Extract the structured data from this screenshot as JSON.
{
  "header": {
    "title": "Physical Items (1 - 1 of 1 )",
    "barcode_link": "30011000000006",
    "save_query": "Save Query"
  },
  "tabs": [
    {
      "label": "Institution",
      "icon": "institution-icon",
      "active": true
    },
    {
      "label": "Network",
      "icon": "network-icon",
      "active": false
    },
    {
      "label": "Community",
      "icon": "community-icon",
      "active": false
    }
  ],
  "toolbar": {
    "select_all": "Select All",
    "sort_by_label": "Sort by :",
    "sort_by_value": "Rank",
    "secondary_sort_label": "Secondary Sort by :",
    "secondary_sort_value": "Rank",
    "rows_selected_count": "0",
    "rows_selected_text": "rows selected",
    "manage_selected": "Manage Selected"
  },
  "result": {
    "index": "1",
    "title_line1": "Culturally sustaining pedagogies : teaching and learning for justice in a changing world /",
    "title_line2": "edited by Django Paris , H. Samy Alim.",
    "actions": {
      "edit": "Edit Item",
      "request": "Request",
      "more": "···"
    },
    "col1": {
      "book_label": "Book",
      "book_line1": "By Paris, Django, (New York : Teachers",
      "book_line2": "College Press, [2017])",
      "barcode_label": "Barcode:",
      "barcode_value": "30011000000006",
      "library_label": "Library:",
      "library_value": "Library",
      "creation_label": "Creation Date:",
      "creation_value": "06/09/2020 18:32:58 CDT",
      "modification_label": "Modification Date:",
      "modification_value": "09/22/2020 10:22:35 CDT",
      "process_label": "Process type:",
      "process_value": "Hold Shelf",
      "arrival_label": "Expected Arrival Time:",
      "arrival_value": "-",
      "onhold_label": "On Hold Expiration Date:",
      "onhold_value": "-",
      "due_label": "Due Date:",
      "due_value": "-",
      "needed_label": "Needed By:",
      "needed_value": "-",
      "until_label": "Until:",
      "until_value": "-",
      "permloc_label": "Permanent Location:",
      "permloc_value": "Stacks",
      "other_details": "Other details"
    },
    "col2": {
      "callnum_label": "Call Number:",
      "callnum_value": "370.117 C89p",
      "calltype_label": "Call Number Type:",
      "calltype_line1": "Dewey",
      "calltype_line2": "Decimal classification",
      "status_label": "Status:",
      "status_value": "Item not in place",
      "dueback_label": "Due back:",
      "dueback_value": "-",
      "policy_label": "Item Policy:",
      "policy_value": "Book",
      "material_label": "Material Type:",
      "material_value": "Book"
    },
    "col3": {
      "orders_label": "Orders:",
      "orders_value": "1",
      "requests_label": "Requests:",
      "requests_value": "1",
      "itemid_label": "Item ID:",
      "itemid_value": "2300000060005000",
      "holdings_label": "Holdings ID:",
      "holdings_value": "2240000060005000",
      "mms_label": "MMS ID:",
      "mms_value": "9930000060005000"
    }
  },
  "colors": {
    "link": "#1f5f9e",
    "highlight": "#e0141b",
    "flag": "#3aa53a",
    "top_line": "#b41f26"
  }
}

> _Your objective_: Reproduce the entire listing word for word.

> _Solution_:
Extract the structured data from this screenshot as JSON.
{
  "header": {
    "title": "Physical Items (1 - 1 of 1 )",
    "barcode_link": "30011000000006",
    "save_query": "Save Query"
  },
  "tabs": [
    {
      "label": "Institution",
      "icon": "institution-icon",
      "active": true
    },
    {
      "label": "Network",
      "icon": "network-icon",
      "active": false
    },
    {
      "label": "Community",
      "icon": "community-icon",
      "active": false
    }
  ],
  "toolbar": {
    "select_all": "Select All",
    "sort_by_label": "Sort by :",
    "sort_by_value": "Rank",
    "secondary_sort_label": "Secondary Sort by :",
    "secondary_sort_value": "Rank",
    "rows_selected_count": "0",
    "rows_selected_text": "rows selected",
    "manage_selected": "Manage Selected"
  },
  "result": {
    "index": "1",
    "title_line1": "Culturally sustaining pedagogies : teaching and learning for justice in a changing world /",
    "title_line2": "edited by Django Paris , H. Samy Alim.",
    "actions": {
      "edit": "Edit Item",
      "request": "Request",
      "more": "···"
    },
    "col1": {
      "book_label": "Book",
      "book_line1": "By Paris, Django, (New York : Teachers",
      "book_line2": "College Press, [2017])",
      "barcode_label": "Barcode:",
      "barcode_value": "30011000000006",
      "library_label": "Library:",
      "library_value": "Library",
      "creation_label": "Creation Date:",
      "creation_value": "06/09/2020 18:32:58 CDT",
      "modification_label": "Modification Date:",
      "modification_value": "09/22/2020 10:22:35 CDT",
      "process_label": "Process type:",
      "process_value": "Hold Shelf",
      "arrival_label": "Expected Arrival Time:",
      "arrival_value": "-",
      "onhold_label": "On Hold Expiration Date:",
      "onhold_value": "-",
      "due_label": "Due Date:",
      "due_value": "-",
      "needed_label": "Needed By:",
      "needed_value": "-",
      "until_label": "Until:",
      "until_value": "-",
      "permloc_label": "Permanent Location:",
      "permloc_value": "Stacks",
      "other_details": "Other details"
    },
    "col2": {
      "callnum_label": "Call Number:",
      "callnum_value": "370.117 C89p",
      "calltype_label": "Call Number Type:",
      "calltype_line1": "Dewey",
      "calltype_line2": "Decimal classification",
      "status_label": "Status:",
      "status_value": "Item not in place",
      "dueback_label": "Due back:",
      "dueback_value": "-",
      "policy_label": "Item Policy:",
      "policy_value": "Book",
      "material_label": "Material Type:",
      "material_value": "Book"
    },
    "col3": {
      "orders_label": "Orders:",
      "orders_value": "1",
      "requests_label": "Requests:",
      "requests_value": "1",
      "itemid_label": "Item ID:",
      "itemid_value": "2300000060005000",
      "holdings_label": "Holdings ID:",
      "holdings_value": "2240000060005000",
      "mms_label": "MMS ID:",
      "mms_value": "9930000060005000"
    }
  },
  "colors": {
    "link": "#1f5f9e",
    "highlight": "#e0141b",
    "flag": "#3aa53a",
    "top_line": "#b41f26"
  }
}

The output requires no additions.